■ Work required
Gather all lines containing the string "left" and copy them out.

━━━━━ Data lines

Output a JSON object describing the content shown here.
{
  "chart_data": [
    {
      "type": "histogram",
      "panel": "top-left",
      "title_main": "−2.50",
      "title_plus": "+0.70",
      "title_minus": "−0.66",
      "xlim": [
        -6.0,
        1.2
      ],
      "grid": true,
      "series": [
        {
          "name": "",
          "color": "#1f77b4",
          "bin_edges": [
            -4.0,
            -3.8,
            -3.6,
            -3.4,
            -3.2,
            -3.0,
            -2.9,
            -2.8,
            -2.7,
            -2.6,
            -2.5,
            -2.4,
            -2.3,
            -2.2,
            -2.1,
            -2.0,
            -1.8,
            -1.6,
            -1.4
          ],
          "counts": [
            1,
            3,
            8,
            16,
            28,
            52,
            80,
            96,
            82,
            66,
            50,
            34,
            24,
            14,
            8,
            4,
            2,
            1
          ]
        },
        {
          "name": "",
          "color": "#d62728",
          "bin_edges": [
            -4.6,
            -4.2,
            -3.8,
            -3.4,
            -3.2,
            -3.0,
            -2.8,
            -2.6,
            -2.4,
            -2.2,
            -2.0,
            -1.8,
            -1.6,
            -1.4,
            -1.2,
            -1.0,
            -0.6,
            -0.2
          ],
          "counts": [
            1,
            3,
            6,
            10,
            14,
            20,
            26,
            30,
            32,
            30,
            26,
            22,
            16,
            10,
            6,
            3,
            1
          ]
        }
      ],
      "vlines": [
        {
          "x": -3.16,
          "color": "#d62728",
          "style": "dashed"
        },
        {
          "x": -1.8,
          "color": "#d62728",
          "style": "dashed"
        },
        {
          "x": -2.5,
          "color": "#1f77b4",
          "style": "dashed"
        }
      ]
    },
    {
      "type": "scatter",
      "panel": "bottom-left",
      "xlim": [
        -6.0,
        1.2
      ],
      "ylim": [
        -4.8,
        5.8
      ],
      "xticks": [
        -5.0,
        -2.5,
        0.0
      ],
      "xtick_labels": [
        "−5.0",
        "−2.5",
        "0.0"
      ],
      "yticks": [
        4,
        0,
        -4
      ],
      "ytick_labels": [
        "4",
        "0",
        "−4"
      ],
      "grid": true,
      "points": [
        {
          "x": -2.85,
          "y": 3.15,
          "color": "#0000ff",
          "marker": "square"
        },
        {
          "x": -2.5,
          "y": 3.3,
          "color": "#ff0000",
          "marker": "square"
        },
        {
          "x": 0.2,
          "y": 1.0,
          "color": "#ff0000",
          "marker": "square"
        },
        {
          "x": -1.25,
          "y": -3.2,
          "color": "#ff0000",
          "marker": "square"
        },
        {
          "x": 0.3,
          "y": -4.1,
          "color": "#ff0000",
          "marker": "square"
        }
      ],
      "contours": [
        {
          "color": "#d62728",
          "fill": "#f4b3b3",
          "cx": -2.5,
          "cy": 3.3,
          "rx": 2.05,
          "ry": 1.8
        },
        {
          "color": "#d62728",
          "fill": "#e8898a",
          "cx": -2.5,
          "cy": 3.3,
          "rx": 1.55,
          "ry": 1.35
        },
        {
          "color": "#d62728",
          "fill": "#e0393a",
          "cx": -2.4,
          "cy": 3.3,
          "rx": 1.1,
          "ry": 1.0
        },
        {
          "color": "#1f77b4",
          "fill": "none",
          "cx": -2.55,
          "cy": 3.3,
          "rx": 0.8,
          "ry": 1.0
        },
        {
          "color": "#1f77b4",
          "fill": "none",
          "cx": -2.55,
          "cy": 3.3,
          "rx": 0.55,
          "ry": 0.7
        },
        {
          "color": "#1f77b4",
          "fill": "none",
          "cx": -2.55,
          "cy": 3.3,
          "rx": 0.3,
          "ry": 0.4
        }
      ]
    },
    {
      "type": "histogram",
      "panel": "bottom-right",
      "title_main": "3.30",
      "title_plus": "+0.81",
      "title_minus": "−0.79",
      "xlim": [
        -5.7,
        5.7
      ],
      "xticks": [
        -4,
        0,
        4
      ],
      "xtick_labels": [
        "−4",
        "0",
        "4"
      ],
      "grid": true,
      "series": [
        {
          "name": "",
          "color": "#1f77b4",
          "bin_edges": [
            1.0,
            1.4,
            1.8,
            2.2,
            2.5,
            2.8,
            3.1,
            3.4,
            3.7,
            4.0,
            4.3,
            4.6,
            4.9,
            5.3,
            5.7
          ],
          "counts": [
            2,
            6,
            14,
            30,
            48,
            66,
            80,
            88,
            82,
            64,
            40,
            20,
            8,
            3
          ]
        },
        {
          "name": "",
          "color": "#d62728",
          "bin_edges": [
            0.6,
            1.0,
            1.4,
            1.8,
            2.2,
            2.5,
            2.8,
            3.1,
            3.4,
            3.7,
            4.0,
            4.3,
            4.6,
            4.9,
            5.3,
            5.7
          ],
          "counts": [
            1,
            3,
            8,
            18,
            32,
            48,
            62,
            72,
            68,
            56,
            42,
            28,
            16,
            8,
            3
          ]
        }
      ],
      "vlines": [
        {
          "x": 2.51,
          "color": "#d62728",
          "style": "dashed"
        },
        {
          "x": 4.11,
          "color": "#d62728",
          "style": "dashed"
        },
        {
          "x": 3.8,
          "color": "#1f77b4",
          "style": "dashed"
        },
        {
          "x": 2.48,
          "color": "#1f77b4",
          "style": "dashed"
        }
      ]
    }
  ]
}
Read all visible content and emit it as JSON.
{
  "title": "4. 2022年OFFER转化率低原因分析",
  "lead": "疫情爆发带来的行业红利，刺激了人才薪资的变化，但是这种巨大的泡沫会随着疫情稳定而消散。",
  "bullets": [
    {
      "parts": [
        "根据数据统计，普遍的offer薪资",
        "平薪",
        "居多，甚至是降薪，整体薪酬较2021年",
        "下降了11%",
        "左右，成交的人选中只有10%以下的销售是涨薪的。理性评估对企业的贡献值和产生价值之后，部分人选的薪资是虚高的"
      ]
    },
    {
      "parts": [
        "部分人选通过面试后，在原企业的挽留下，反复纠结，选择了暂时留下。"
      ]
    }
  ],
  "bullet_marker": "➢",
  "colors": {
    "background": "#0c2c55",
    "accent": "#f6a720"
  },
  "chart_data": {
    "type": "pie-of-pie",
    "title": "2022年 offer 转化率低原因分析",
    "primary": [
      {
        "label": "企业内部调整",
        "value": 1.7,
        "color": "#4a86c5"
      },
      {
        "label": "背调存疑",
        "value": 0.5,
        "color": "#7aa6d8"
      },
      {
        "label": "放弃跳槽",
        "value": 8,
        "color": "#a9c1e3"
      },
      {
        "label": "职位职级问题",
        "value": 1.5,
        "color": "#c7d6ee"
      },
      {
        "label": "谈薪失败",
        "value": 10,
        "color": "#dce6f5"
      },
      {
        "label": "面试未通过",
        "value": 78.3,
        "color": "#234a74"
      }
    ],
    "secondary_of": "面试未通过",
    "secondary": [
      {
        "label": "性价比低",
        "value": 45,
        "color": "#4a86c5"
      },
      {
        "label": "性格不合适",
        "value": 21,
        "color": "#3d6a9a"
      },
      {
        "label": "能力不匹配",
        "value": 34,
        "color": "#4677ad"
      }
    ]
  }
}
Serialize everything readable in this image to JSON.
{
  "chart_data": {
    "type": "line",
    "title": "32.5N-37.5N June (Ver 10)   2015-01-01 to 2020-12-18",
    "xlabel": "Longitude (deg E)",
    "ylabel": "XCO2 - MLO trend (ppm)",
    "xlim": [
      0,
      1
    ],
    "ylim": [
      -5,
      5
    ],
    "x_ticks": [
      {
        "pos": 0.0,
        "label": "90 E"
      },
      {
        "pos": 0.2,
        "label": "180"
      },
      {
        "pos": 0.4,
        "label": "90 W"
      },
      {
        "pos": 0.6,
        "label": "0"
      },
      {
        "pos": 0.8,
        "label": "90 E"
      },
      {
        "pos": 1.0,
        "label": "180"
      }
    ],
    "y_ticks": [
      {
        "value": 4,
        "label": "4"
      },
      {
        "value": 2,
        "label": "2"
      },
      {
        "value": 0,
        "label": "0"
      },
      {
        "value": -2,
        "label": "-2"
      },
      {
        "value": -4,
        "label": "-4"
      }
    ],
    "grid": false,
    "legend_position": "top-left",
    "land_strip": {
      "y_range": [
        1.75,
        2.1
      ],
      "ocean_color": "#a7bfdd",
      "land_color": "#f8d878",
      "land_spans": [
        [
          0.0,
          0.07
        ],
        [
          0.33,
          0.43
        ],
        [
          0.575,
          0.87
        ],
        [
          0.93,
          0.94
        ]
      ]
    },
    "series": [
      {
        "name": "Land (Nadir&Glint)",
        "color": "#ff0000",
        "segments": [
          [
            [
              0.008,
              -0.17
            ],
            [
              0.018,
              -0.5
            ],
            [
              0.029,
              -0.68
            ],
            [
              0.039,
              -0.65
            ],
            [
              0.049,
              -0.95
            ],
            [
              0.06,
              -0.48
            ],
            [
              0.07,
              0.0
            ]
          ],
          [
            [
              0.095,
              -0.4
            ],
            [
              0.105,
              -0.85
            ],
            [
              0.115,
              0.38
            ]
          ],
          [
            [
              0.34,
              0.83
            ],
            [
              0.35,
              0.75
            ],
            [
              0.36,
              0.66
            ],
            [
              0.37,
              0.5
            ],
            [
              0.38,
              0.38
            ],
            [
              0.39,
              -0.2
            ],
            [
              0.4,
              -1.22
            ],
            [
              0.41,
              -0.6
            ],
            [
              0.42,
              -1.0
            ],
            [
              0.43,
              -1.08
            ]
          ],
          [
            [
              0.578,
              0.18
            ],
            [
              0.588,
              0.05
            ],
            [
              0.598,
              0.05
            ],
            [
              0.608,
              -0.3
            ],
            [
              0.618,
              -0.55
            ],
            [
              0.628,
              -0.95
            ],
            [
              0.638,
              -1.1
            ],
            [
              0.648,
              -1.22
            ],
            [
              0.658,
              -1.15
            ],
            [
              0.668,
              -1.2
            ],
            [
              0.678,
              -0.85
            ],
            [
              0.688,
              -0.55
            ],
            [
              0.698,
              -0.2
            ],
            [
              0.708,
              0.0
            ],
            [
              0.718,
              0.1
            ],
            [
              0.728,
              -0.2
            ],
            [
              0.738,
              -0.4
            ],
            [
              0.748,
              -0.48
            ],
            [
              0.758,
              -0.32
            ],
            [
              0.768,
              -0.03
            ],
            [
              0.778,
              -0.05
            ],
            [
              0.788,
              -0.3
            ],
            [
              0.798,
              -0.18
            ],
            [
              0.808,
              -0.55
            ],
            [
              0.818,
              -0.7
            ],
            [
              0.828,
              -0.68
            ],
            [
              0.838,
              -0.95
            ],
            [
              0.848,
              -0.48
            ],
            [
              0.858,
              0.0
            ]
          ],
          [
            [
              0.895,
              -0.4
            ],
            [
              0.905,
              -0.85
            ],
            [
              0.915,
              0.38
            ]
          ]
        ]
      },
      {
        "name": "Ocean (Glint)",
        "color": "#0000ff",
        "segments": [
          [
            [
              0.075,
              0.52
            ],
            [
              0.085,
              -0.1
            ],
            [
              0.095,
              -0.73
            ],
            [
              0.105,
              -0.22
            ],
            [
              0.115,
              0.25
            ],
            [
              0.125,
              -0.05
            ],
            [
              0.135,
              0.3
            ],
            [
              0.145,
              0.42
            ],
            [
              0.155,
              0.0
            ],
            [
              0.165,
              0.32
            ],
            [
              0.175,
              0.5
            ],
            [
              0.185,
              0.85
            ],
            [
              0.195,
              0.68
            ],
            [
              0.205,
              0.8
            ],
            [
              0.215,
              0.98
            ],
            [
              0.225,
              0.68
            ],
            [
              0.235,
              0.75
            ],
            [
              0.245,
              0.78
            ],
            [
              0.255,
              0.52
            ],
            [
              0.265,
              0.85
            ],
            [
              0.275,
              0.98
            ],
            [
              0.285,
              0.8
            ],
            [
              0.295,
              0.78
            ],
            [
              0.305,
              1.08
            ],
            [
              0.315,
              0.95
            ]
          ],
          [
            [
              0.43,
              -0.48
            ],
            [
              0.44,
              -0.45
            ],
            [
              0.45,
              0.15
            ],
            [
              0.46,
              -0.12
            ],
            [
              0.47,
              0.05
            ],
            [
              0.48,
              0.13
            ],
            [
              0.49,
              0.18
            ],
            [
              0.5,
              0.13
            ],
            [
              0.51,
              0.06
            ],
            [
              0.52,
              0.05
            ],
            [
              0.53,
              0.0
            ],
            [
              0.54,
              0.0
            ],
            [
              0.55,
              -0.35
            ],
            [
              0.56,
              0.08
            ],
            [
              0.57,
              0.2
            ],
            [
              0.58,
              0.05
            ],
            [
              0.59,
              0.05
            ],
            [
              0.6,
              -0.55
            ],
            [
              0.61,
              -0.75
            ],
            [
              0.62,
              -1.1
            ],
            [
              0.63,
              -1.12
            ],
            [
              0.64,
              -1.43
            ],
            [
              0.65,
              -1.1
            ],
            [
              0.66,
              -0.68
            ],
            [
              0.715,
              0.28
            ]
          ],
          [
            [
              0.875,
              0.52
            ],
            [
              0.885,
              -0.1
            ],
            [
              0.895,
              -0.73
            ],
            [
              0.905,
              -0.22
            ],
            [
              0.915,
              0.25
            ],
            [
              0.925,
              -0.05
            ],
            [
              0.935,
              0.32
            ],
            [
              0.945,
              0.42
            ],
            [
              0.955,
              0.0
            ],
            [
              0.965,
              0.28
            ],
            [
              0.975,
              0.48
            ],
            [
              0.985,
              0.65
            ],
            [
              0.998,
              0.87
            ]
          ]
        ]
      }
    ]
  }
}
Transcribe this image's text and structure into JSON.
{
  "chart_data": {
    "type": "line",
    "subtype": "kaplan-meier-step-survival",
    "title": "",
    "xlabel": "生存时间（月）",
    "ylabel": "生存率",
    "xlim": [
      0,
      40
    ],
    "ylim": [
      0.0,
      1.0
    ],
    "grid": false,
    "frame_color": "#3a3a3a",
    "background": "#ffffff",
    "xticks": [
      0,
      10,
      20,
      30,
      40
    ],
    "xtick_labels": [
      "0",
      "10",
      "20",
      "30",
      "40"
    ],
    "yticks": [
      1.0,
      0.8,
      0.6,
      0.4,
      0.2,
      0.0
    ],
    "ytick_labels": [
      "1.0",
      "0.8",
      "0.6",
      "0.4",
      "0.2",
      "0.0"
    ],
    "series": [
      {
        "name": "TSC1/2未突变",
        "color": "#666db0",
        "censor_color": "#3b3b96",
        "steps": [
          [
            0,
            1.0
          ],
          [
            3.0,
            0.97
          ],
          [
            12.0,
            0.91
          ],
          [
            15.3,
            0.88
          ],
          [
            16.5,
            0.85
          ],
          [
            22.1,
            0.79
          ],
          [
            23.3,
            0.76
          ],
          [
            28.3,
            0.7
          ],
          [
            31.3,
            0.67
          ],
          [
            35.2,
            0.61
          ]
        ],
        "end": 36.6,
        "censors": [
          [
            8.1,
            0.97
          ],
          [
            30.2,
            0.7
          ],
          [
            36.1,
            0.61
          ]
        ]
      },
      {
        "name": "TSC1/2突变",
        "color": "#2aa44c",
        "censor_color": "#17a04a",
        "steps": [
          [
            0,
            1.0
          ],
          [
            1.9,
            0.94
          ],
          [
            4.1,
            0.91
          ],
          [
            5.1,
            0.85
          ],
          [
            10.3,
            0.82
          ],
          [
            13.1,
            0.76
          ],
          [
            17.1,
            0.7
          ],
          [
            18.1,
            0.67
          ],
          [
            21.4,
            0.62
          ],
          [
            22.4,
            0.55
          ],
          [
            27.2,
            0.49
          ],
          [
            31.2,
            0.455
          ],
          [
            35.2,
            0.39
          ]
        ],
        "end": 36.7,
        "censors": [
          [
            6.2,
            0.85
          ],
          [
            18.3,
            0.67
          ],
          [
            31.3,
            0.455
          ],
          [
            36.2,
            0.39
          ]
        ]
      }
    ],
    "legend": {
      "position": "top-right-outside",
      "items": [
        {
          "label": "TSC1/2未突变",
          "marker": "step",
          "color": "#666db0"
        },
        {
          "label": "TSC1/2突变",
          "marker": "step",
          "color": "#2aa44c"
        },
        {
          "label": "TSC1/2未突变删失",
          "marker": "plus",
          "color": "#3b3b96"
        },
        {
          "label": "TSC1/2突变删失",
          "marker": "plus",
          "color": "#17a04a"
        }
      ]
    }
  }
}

━━━━━━━━━━

■ Exercise output
      "panel": "top-left",
      "panel": "bottom-left",
    "legend_position": "top-left",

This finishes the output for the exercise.